### Stored records

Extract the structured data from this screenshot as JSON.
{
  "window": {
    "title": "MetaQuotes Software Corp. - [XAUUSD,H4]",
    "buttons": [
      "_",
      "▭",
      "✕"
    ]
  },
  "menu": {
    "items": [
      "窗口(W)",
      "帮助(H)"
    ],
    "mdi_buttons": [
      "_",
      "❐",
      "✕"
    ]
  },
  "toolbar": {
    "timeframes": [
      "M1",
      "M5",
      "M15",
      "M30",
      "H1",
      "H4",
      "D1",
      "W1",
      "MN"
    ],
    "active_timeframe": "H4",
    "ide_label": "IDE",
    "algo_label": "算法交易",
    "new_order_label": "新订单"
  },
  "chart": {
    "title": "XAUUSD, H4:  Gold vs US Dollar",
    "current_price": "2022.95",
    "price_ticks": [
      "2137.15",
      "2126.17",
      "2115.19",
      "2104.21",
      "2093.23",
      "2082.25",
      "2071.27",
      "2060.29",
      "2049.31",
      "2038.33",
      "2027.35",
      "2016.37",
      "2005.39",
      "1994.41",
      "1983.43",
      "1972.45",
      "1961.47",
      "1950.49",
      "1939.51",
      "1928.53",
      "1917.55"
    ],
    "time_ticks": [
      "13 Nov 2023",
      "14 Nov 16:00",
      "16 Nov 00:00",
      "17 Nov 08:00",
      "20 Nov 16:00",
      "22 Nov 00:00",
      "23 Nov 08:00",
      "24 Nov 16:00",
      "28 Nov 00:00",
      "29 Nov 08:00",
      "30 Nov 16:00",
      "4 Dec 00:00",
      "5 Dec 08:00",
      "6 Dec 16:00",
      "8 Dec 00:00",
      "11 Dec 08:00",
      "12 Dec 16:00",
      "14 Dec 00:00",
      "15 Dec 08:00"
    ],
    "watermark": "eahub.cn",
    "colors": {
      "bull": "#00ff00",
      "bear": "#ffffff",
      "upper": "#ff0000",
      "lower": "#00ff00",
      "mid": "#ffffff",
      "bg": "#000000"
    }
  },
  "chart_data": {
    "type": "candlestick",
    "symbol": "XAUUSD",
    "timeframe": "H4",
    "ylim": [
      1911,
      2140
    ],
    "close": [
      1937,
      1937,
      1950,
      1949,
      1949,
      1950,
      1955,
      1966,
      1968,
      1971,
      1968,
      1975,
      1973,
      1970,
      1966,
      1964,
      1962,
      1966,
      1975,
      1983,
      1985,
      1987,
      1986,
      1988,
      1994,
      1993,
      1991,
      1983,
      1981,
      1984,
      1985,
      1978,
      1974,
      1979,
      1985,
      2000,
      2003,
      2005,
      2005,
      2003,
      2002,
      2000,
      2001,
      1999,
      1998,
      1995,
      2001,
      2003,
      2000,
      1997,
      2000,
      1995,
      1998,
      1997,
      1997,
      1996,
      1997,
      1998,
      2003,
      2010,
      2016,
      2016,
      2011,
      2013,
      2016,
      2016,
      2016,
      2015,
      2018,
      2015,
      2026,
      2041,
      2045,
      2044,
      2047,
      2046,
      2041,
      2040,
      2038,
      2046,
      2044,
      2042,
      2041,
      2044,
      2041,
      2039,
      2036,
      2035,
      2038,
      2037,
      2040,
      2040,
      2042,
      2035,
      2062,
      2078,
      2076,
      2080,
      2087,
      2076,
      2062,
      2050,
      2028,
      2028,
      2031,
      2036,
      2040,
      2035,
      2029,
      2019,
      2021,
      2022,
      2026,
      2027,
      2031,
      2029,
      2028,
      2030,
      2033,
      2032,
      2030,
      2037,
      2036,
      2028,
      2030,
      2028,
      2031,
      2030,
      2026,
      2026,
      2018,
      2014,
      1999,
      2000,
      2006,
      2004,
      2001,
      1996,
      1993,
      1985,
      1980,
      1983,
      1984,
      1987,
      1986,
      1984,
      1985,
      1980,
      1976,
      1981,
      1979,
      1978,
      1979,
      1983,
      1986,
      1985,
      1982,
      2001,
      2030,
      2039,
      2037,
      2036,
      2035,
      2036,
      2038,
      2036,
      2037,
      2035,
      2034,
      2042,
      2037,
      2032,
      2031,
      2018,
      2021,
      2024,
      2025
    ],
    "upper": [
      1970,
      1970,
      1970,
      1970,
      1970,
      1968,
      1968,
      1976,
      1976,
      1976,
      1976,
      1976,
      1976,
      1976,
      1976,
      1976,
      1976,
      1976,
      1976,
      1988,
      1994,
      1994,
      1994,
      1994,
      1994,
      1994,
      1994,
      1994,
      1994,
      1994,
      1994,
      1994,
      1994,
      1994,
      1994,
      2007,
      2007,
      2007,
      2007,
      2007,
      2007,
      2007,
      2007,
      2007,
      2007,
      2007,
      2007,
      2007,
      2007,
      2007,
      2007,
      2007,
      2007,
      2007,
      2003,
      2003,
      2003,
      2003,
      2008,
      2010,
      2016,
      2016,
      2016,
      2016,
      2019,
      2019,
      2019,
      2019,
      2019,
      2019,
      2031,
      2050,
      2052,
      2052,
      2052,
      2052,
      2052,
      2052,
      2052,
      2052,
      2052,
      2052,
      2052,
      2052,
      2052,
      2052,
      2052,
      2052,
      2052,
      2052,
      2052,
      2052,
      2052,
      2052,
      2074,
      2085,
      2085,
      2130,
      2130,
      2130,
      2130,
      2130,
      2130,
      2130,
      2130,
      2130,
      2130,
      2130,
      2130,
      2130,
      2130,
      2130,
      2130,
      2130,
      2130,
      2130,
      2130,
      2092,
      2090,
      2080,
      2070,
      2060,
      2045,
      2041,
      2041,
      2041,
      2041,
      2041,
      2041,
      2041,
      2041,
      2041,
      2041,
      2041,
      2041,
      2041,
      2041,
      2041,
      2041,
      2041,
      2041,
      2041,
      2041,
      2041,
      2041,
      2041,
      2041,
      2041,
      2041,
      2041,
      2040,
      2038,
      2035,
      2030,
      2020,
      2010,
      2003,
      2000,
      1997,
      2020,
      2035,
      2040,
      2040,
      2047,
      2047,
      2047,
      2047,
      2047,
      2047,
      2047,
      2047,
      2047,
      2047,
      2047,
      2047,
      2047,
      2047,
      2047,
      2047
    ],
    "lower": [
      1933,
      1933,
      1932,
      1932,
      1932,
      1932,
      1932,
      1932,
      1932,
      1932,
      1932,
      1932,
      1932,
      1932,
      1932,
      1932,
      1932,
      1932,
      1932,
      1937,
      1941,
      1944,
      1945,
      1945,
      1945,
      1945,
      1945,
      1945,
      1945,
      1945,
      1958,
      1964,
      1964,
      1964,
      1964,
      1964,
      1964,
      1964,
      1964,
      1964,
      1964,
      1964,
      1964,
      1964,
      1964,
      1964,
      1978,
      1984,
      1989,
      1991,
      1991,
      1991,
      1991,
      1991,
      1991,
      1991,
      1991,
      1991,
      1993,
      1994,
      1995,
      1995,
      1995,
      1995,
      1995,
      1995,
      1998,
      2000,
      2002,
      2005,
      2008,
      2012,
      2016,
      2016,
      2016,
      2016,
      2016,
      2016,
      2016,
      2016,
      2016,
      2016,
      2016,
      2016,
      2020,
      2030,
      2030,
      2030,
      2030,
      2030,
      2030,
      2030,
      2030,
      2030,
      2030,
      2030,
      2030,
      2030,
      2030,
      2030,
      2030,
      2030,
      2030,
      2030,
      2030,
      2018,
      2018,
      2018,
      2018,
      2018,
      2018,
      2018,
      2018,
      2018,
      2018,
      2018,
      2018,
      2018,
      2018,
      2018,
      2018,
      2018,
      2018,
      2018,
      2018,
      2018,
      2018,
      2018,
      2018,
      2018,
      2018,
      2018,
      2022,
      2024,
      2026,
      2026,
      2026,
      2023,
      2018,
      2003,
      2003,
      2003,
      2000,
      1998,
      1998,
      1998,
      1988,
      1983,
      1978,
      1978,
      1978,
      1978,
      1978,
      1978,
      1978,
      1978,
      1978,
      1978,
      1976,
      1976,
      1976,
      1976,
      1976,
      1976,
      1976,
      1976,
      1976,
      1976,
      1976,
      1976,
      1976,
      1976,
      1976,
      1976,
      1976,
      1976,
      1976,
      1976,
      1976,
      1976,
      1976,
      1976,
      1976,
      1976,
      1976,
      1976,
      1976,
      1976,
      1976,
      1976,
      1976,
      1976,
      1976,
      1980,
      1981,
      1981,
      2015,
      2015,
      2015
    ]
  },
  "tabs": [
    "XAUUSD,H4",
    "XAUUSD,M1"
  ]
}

* * *

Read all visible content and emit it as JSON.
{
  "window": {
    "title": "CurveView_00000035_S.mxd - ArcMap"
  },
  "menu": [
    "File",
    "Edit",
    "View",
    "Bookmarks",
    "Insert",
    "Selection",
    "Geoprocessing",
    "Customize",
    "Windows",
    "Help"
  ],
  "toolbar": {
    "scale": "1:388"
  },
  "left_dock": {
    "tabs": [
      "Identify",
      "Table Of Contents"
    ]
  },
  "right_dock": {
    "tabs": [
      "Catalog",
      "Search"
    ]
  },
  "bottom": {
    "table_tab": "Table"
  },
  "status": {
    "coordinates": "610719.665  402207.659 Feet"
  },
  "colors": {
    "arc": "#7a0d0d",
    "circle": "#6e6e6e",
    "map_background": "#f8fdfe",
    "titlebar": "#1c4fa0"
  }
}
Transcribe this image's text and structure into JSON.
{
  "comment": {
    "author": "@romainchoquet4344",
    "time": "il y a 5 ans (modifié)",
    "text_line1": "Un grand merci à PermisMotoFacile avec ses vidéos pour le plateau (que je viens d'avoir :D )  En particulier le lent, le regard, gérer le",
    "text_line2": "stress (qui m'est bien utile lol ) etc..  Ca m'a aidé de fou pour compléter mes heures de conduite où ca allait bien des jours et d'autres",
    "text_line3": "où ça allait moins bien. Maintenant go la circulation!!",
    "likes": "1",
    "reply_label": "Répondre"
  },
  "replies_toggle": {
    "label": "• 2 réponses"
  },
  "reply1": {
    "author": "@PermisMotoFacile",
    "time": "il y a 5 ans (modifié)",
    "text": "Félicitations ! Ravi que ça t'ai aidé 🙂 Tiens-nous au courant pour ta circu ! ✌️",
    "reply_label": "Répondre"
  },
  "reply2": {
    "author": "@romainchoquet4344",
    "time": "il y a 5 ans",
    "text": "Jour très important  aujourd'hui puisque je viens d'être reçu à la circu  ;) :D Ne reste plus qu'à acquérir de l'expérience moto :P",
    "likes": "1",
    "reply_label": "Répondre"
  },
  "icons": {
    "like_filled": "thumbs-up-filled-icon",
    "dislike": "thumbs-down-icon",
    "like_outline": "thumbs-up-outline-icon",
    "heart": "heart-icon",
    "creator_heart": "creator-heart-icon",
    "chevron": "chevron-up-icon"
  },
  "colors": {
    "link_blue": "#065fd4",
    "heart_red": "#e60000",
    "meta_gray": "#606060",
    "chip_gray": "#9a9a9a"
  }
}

### PROBLEM DETAILS
Say, as a bare number, how many lines in the entries above include the string "pour".

### SOLUTION FOR THIS EXERCISE
3